Extrait à lire
= = = = =
Montage: numérique - Texte 1
Montage : numérique, par Michael Betancourt
Le montage numérique a permis le développement de trois approches distinctes de la pratique du réemploi, chacune ayant ses caractéristiques propres : l’appropriation (ou le collage)[9], le remixage (ou la transformation)[10] et l’intervention (ou le glitch)[11]. Les trois diffèrent quant au rôle qu’y joue le matériau original dans l’interprétation de l’œuvre qui le réemploie[12]. Dans le premier et le dernier cas, soit l’appropriation et l’intervention, la reconnaissance du matériau original n’est pas forcément importante, tandis que dans le remixage, la capacité du spectateur à interpréter l’œuvre comme résultant de la transformation d’un autre matériau original est essentielle[13]. Il y a peu d’échanges entre les différentes communautés utilisant ces trois approches[14]. Comme l’a fait remarquer, dès 1968, l’un des premiers concepteurs d’animation 3D, Ken Knowlton, la recombinaison numérique provient de la capacité à produire différentes versions d’une même séquence :
La vitesse, la facilité et les coûts réduits associés à l’animation par ordinateur permettent au cinéaste d’essayer plusieurs prises de la même scène — générant toute une famille de plans — desquelles il ou elle choisira celle qui lui plaira le plus, un luxe jusqu’ici impossible[15].
Ces trois approches ont en commun la production de variantes, que ce soit par l’artiste original ou par la pratique du réemploi. En effet, c’est la possibilité de combiner, de reconfigurer et d’entremêler plusieurs séquences de films – et non simplement le montage[16] – qui caractérise ces approches et les distingue de la vidéo ou du cinéma analogiques. Ici, la technologie numérique ne se limite pas à la table de montage, mais concerne aussi la tireuse optique[17]. De plus, la possibilité d’automatiser le montage, par le recours à des algorithmes et générateurs sélectionnant des séquences de films à partir d’une base de données et les assemblant sans intervention humaine, sont d’autres applications possibles[18].
= = = = =
[Enregistrements tirés d'une collection]

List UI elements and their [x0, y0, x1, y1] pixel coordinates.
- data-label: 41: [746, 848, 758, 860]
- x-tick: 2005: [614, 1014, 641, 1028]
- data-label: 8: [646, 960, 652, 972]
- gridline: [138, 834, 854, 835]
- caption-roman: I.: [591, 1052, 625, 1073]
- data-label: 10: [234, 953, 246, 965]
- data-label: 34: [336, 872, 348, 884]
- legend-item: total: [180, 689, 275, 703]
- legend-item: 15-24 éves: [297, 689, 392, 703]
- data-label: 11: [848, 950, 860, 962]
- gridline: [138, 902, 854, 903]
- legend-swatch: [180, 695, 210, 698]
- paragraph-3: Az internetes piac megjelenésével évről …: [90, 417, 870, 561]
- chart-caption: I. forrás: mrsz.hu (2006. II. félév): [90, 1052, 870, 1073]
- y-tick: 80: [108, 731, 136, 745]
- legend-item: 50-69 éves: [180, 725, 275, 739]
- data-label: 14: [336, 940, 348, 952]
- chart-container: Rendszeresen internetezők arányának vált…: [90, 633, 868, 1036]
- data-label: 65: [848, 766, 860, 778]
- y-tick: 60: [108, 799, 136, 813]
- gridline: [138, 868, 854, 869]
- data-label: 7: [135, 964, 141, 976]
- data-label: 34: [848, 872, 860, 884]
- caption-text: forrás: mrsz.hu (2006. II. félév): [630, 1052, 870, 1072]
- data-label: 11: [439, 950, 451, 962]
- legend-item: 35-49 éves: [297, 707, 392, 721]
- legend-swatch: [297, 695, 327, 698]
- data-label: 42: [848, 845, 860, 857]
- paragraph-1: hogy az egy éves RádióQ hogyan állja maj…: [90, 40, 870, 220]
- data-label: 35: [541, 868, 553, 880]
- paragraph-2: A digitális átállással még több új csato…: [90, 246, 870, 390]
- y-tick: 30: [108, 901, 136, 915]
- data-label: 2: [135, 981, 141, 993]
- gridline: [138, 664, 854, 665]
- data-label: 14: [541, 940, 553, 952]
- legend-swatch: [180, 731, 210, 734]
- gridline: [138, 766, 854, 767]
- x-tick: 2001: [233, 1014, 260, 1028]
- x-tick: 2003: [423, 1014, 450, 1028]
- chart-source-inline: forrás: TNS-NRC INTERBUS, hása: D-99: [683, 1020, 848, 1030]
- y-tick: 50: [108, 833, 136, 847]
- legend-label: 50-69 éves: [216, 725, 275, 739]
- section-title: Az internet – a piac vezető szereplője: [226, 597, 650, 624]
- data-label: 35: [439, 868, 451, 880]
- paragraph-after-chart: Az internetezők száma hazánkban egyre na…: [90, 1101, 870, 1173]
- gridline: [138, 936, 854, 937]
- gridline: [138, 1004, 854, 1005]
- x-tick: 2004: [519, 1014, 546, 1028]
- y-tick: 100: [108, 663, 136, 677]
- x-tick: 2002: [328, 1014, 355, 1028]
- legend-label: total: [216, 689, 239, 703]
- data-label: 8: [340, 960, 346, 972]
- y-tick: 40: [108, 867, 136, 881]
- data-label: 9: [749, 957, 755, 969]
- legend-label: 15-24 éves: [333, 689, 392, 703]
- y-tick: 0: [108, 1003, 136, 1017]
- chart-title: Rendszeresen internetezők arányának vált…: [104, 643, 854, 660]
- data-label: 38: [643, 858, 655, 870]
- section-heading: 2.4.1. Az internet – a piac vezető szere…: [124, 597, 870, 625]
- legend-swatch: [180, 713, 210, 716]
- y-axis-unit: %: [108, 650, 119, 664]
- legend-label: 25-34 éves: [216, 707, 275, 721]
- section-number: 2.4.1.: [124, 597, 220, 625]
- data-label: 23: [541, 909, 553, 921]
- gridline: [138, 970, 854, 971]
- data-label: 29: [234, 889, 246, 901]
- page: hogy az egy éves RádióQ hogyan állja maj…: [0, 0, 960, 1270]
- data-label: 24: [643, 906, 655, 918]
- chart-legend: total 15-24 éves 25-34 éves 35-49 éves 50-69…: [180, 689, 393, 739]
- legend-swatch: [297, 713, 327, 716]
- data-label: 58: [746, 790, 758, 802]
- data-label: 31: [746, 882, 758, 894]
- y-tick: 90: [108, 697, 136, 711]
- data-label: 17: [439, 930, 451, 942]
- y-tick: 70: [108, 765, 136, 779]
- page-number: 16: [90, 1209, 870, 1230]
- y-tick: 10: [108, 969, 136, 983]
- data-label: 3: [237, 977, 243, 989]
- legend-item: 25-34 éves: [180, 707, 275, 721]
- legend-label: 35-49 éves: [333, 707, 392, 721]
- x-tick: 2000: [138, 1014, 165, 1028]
= = = = =
Énoncé de l'exercice
Répondez aux questions suivantes sur le texte consacré au montage numérique, en numérotant vos réponses de la même manière :
1. Quelles sont les trois approches du réemploi que le montage numérique a permis de développer ?
2. En quelle année Ken Knowlton a-t-il fait sa remarque sur la recombinaison numérique ?
3. Outre la table de montage, quel appareil la technologie numérique concerne-t-elle ?
Les enregistrements n'ont aucun rôle dans cet exercice.

Réponse ci-dessous
1. L'appropriation (ou le collage), le remixage (ou la transformation) et l'intervention (ou le glitch).
2. En 1968.
3. La tireuse optique.